◆ Task description:
Wherever the string "name" shows up in a line, count that line. Give the total alone.

◆ Given data:
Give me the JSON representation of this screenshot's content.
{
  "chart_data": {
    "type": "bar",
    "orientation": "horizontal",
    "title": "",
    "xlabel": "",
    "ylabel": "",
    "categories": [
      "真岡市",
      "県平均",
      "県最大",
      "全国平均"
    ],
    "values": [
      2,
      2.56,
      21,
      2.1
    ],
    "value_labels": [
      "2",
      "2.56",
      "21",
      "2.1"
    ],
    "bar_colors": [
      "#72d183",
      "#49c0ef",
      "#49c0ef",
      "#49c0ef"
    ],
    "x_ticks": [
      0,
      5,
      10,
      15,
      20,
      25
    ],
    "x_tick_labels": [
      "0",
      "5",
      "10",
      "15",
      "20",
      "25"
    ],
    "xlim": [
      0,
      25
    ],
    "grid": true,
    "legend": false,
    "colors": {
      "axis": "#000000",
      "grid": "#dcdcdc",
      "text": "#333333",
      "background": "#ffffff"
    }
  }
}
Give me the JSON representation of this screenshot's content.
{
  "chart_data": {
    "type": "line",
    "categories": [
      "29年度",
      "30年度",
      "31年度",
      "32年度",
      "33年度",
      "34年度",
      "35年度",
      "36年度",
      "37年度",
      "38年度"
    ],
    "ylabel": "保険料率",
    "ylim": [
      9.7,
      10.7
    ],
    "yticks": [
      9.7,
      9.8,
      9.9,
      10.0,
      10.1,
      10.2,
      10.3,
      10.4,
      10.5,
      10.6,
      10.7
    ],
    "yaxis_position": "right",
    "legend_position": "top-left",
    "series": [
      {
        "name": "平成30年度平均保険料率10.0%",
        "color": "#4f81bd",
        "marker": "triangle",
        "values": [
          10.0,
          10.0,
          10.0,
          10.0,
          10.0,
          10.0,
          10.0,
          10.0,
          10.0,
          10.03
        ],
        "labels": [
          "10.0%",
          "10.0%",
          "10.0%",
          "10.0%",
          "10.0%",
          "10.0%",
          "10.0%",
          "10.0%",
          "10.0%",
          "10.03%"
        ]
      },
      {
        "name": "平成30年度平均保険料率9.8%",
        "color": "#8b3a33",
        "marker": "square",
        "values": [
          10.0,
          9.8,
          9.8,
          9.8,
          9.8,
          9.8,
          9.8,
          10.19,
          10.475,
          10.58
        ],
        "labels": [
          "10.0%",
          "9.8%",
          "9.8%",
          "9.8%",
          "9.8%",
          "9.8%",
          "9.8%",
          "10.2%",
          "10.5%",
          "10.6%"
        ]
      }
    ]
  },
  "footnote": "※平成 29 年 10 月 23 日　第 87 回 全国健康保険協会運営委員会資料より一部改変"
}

◆ Completed task:
2